__Task directions__.
The records below need retyping in full; give them again exactly.

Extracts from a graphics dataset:

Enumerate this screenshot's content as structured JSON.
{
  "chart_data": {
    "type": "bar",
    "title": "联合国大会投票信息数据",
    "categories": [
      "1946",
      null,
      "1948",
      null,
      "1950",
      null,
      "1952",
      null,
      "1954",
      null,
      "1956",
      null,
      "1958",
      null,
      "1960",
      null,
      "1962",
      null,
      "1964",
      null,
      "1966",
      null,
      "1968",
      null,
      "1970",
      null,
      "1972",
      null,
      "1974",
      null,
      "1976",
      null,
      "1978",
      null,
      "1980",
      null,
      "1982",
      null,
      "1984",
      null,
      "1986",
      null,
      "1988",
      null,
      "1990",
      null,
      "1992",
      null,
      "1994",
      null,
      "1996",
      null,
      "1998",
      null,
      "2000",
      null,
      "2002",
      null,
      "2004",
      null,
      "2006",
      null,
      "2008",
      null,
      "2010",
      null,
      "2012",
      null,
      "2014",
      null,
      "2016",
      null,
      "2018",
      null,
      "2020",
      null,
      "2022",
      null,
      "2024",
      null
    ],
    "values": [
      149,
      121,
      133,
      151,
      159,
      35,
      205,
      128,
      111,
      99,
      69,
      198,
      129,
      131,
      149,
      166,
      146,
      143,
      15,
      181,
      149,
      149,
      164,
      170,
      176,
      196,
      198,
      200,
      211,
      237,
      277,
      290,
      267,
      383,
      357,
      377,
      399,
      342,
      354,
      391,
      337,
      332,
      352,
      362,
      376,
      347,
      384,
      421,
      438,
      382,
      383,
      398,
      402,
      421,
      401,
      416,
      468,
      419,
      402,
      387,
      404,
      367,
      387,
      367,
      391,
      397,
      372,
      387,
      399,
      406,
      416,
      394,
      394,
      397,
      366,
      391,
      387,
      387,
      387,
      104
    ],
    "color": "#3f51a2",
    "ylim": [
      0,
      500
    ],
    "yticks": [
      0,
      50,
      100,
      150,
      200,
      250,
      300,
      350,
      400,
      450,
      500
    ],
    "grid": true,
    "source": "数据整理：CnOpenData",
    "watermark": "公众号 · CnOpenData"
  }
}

__The reply__.
Enumerate this screenshot's content as structured JSON.
{
  "chart_data": {
    "type": "bar",
    "title": "联合国大会投票信息数据",
    "categories": [
      "1946",
      null,
      "1948",
      null,
      "1950",
      null,
      "1952",
      null,
      "1954",
      null,
      "1956",
      null,
      "1958",
      null,
      "1960",
      null,
      "1962",
      null,
      "1964",
      null,
      "1966",
      null,
      "1968",
      null,
      "1970",
      null,
      "1972",
      null,
      "1974",
      null,
      "1976",
      null,
      "1978",
      null,
      "1980",
      null,
      "1982",
      null,
      "1984",
      null,
      "1986",
      null,
      "1988",
      null,
      "1990",
      null,
      "1992",
      null,
      "1994",
      null,
      "1996",
      null,
      "1998",
      null,
      "2000",
      null,
      "2002",
      null,
      "2004",
      null,
      "2006",
      null,
      "2008",
      null,
      "2010",
      null,
      "2012",
      null,
      "2014",
      null,
      "2016",
      null,
      "2018",
      null,
      "2020",
      null,
      "2022",
      null,
      "2024",
      null
    ],
    "values": [
      149,
      121,
      133,
      151,
      159,
      35,
      205,
      128,
      111,
      99,
      69,
      198,
      129,
      131,
      149,
      166,
      146,
      143,
      15,
      181,
      149,
      149,
      164,
      170,
      176,
      196,
      198,
      200,
      211,
      237,
      277,
      290,
      267,
      383,
      357,
      377,
      399,
      342,
      354,
      391,
      337,
      332,
      352,
      362,
      376,
      347,
      384,
      421,
      438,
      382,
      383,
      398,
      402,
      421,
      401,
      416,
      468,
      419,
      402,
      387,
      404,
      367,
      387,
      367,
      391,
      397,
      372,
      387,
      399,
      406,
      416,
      394,
      394,
      397,
      366,
      391,
      387,
      387,
      387,
      104
    ],
    "color": "#3f51a2",
    "ylim": [
      0,
      500
    ],
    "yticks": [
      0,
      50,
      100,
      150,
      200,
      250,
      300,
      350,
      400,
      450,
      500
    ],
    "grid": true,
    "source": "数据整理：CnOpenData",
    "watermark": "公众号 · CnOpenData"
  }
}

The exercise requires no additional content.